**WHAT YOU WILL DO**
Images should be left out, and everything else in the listing reproduced exactly.

··· EXERCISE MATERIAL ···

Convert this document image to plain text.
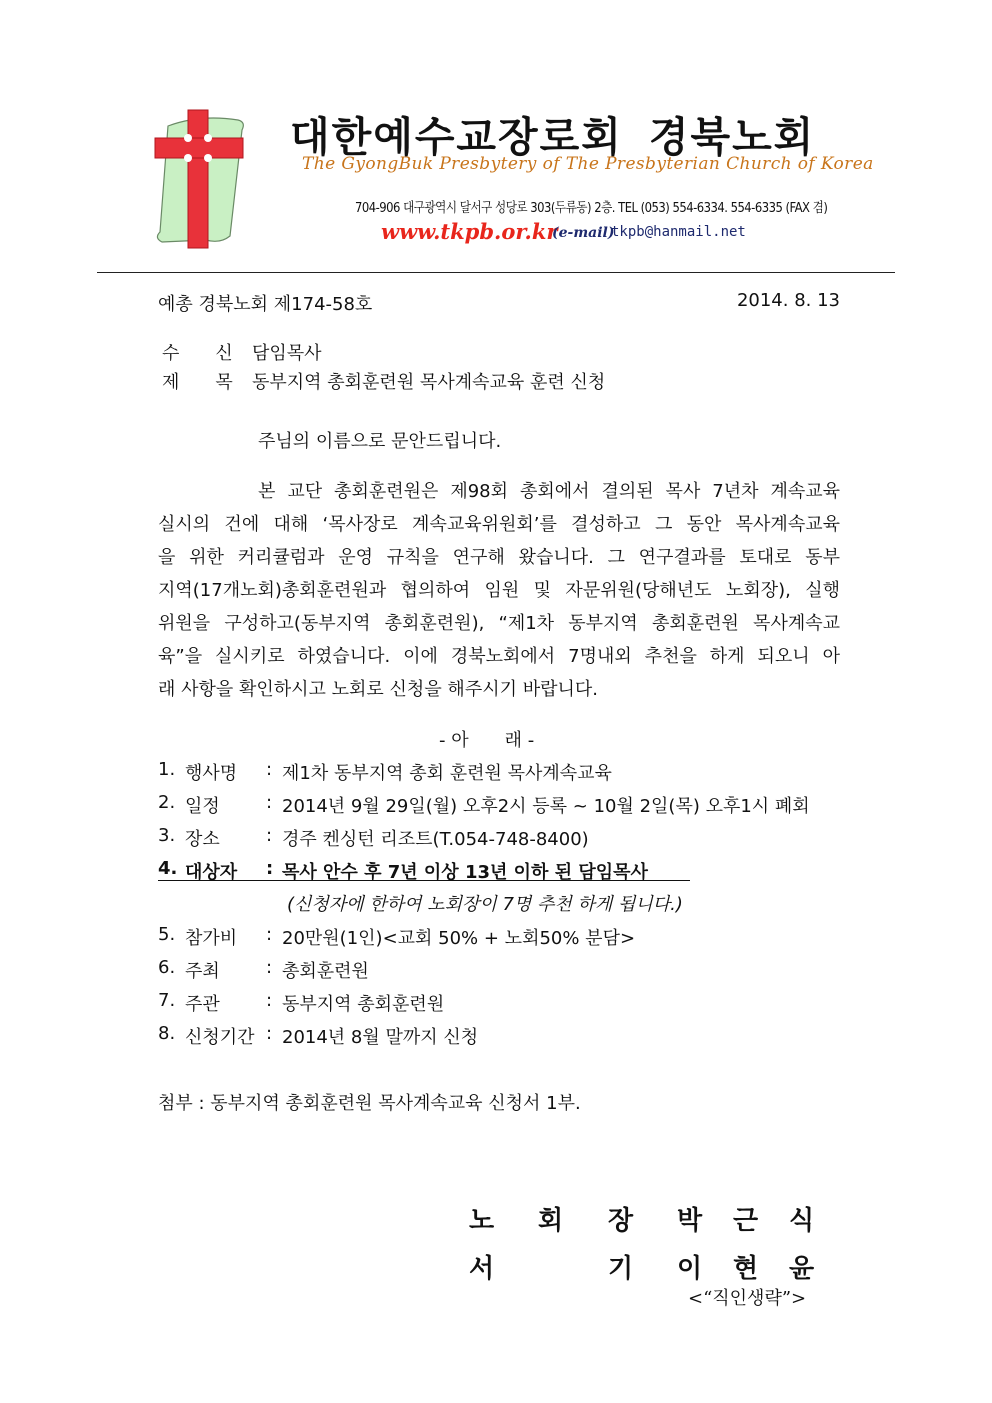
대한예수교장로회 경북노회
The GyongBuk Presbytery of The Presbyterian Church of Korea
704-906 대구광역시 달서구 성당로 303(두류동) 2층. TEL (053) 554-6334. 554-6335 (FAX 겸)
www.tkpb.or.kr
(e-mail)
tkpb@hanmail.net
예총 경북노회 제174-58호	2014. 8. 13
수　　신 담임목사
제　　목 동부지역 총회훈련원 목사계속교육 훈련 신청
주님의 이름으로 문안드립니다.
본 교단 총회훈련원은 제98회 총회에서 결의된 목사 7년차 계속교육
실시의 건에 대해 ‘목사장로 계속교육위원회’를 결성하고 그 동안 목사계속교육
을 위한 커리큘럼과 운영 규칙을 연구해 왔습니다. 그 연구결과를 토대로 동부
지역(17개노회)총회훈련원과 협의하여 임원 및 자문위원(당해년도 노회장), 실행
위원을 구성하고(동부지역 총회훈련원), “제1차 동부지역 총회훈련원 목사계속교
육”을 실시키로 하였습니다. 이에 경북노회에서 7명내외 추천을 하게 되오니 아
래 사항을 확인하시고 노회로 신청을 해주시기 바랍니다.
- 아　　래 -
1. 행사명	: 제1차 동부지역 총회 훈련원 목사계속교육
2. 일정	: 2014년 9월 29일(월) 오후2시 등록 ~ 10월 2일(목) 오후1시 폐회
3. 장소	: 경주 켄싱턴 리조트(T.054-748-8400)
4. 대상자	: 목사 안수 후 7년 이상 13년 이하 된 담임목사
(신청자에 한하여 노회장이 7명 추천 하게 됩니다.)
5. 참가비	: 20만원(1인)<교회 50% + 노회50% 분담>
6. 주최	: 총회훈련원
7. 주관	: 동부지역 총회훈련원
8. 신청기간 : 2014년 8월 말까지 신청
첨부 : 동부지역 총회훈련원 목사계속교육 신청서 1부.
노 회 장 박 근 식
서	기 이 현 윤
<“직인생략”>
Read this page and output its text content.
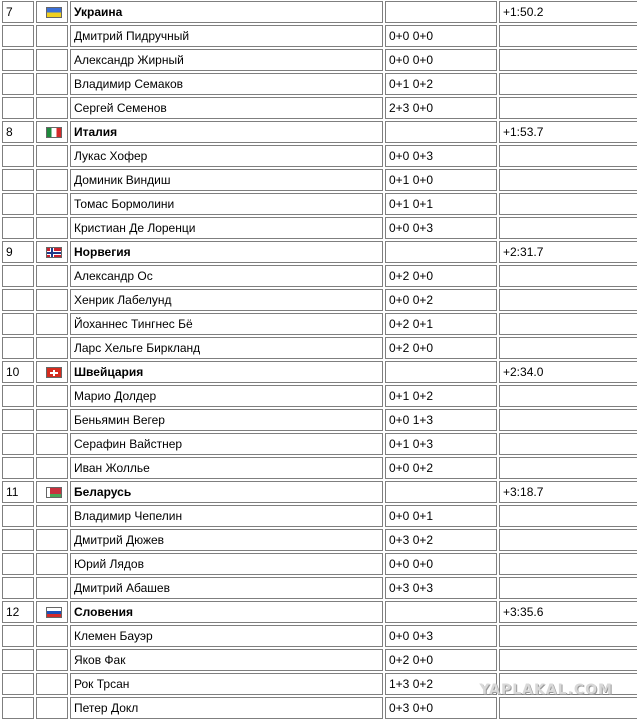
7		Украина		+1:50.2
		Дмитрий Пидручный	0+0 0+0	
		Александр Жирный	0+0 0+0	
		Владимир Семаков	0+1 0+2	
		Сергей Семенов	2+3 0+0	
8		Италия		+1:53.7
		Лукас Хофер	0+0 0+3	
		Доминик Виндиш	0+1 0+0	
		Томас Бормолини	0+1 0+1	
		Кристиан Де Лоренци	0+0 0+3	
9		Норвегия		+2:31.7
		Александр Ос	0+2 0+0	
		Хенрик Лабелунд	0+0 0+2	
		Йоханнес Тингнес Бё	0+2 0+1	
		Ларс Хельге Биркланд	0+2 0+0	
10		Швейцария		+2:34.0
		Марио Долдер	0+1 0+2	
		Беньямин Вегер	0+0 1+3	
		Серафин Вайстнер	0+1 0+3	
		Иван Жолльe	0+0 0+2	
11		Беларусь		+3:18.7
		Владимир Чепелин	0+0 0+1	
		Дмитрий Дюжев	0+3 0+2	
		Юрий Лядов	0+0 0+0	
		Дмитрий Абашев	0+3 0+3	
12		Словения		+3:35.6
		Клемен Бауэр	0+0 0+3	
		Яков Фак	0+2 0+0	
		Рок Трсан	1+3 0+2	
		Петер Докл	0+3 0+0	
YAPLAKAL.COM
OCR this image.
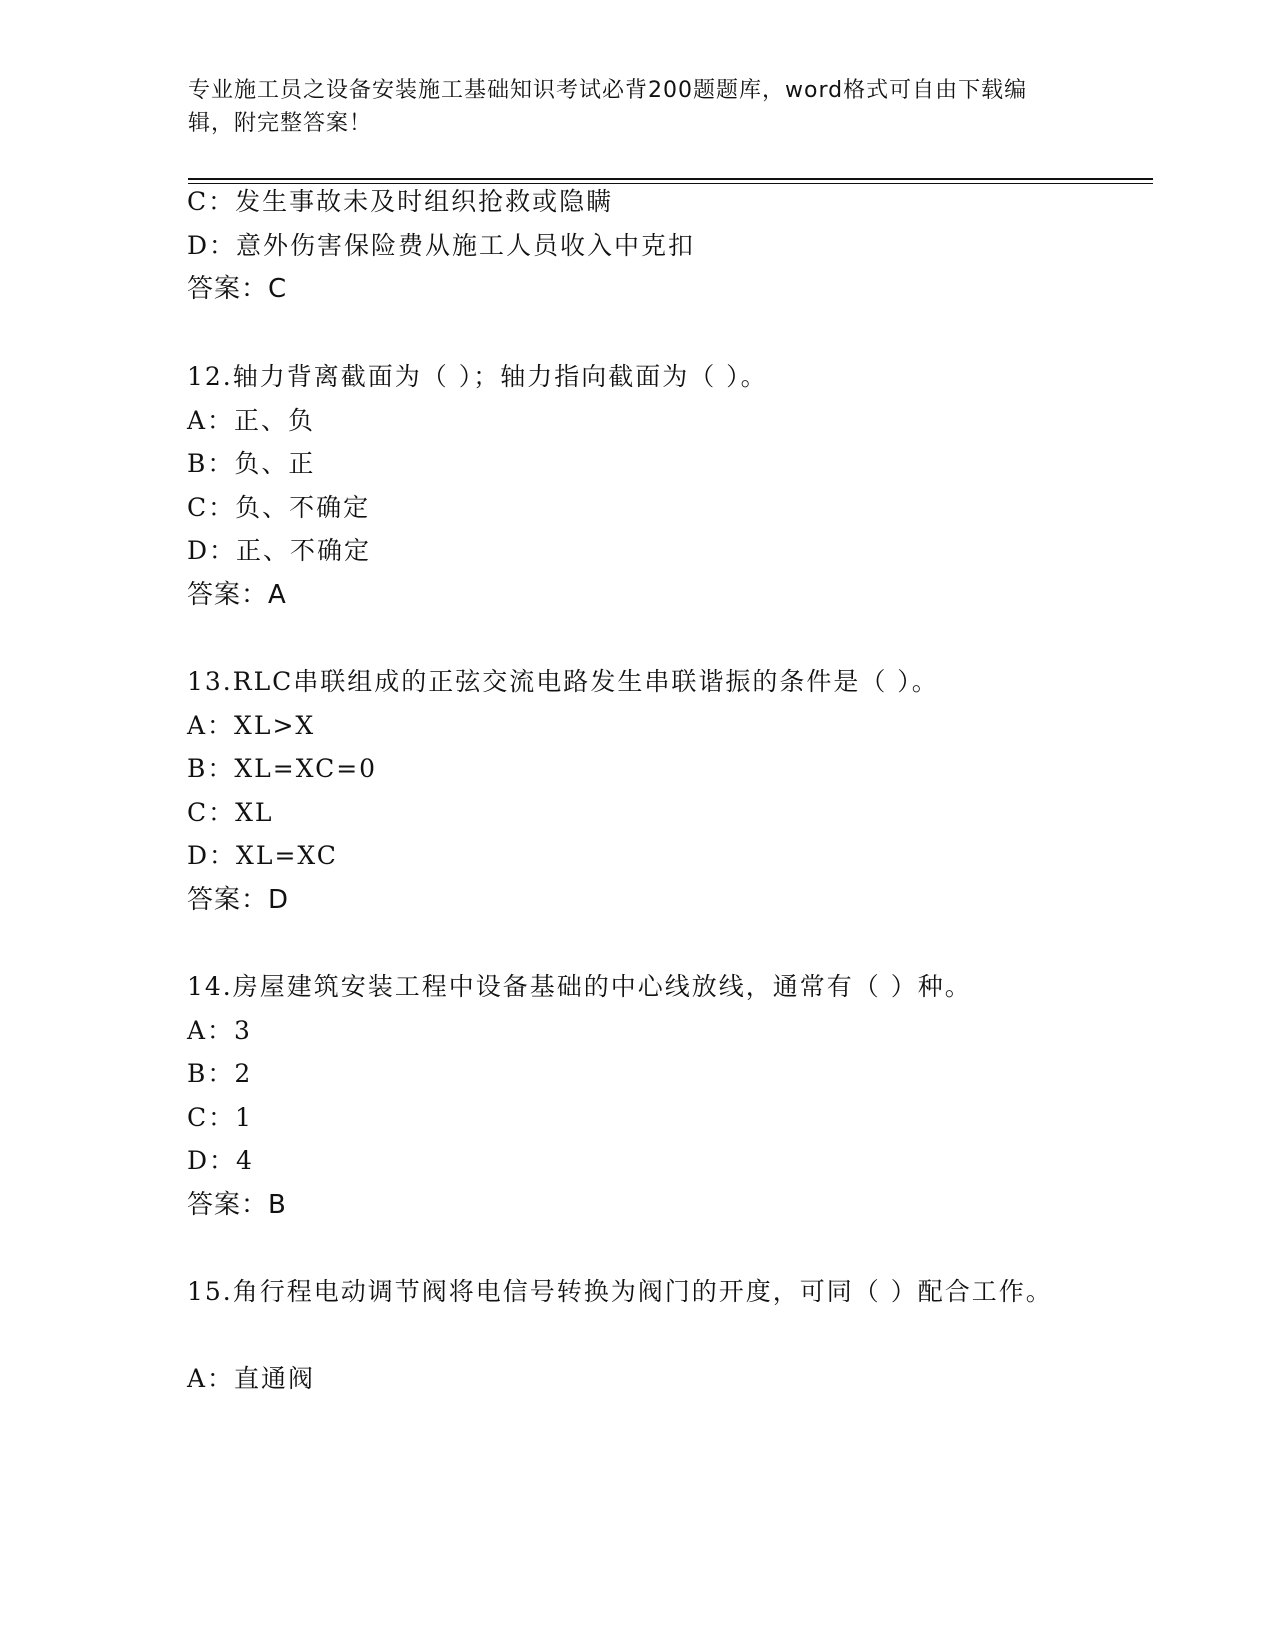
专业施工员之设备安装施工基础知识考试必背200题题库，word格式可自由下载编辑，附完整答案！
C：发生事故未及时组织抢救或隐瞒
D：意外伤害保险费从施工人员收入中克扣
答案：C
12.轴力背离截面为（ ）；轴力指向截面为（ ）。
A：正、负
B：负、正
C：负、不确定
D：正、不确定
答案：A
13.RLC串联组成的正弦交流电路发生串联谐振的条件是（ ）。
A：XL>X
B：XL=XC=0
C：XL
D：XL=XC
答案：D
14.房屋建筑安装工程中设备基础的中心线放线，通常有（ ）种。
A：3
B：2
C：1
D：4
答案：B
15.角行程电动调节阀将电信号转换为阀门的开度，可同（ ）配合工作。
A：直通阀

···

**FINISHED EXERCISE**
Convert this document image to plain text.
대한예수교장로회 경북노회
The GyongBuk Presbytery of The Presbyterian Church of Korea
704-906 대구광역시 달서구 성당로 303(두류동) 2층. TEL (053) 554-6334. 554-6335 (FAX 겸)
www.tkpb.or.kr
(e-mail)
tkpb@hanmail.net
예총 경북노회 제174-58호	2014. 8. 13
수　　신 담임목사
제　　목 동부지역 총회훈련원 목사계속교육 훈련 신청
주님의 이름으로 문안드립니다.
본 교단 총회훈련원은 제98회 총회에서 결의된 목사 7년차 계속교육
실시의 건에 대해 ‘목사장로 계속교육위원회’를 결성하고 그 동안 목사계속교육
을 위한 커리큘럼과 운영 규칙을 연구해 왔습니다. 그 연구결과를 토대로 동부
지역(17개노회)총회훈련원과 협의하여 임원 및 자문위원(당해년도 노회장), 실행
위원을 구성하고(동부지역 총회훈련원), “제1차 동부지역 총회훈련원 목사계속교
육”을 실시키로 하였습니다. 이에 경북노회에서 7명내외 추천을 하게 되오니 아
래 사항을 확인하시고 노회로 신청을 해주시기 바랍니다.
- 아　　래 -
1. 행사명	: 제1차 동부지역 총회 훈련원 목사계속교육
2. 일정	: 2014년 9월 29일(월) 오후2시 등록 ~ 10월 2일(목) 오후1시 폐회
3. 장소	: 경주 켄싱턴 리조트(T.054-748-8400)
4. 대상자	: 목사 안수 후 7년 이상 13년 이하 된 담임목사
(신청자에 한하여 노회장이 7명 추천 하게 됩니다.)
5. 참가비	: 20만원(1인)<교회 50% + 노회50% 분담>
6. 주최	: 총회훈련원
7. 주관	: 동부지역 총회훈련원
8. 신청기간 : 2014년 8월 말까지 신청
첨부 : 동부지역 총회훈련원 목사계속교육 신청서 1부.
노 회 장 박 근 식
서	기 이 현 윤
<“직인생략”>
Read this page and output its text content.
7		Украина		+1:50.2
		Дмитрий Пидручный	0+0 0+0	
		Александр Жирный	0+0 0+0	
		Владимир Семаков	0+1 0+2	
		Сергей Семенов	2+3 0+0	
8		Италия		+1:53.7
		Лукас Хофер	0+0 0+3	
		Доминик Виндиш	0+1 0+0	
		Томас Бормолини	0+1 0+1	
		Кристиан Де Лоренци	0+0 0+3	
9		Норвегия		+2:31.7
		Александр Ос	0+2 0+0	
		Хенрик Лабелунд	0+0 0+2	
		Йоханнес Тингнес Бё	0+2 0+1	
		Ларс Хельге Биркланд	0+2 0+0	
10		Швейцария		+2:34.0
		Марио Долдер	0+1 0+2	
		Беньямин Вегер	0+0 1+3	
		Серафин Вайстнер	0+1 0+3	
		Иван Жолльe	0+0 0+2	
11		Беларусь		+3:18.7
		Владимир Чепелин	0+0 0+1	
		Дмитрий Дюжев	0+3 0+2	
		Юрий Лядов	0+0 0+0	
		Дмитрий Абашев	0+3 0+3	
12		Словения		+3:35.6
		Клемен Бауэр	0+0 0+3	
		Яков Фак	0+2 0+0	
		Рок Трсан	1+3 0+2	
		Петер Докл	0+3 0+0	
YAPLAKAL.COM
OCR this image.
专业施工员之设备安装施工基础知识考试必背200题题库，word格式可自由下载编辑，附完整答案！
C：发生事故未及时组织抢救或隐瞒
D：意外伤害保险费从施工人员收入中克扣
答案：C
12.轴力背离截面为（ ）；轴力指向截面为（ ）。
A：正、负
B：负、正
C：负、不确定
D：正、不确定
答案：A
13.RLC串联组成的正弦交流电路发生串联谐振的条件是（ ）。
A：XL>X
B：XL=XC=0
C：XL
D：XL=XC
答案：D
14.房屋建筑安装工程中设备基础的中心线放线，通常有（ ）种。
A：3
B：2
C：1
D：4
答案：B
15.角行程电动调节阀将电信号转换为阀门的开度，可同（ ）配合工作。
A：直通阀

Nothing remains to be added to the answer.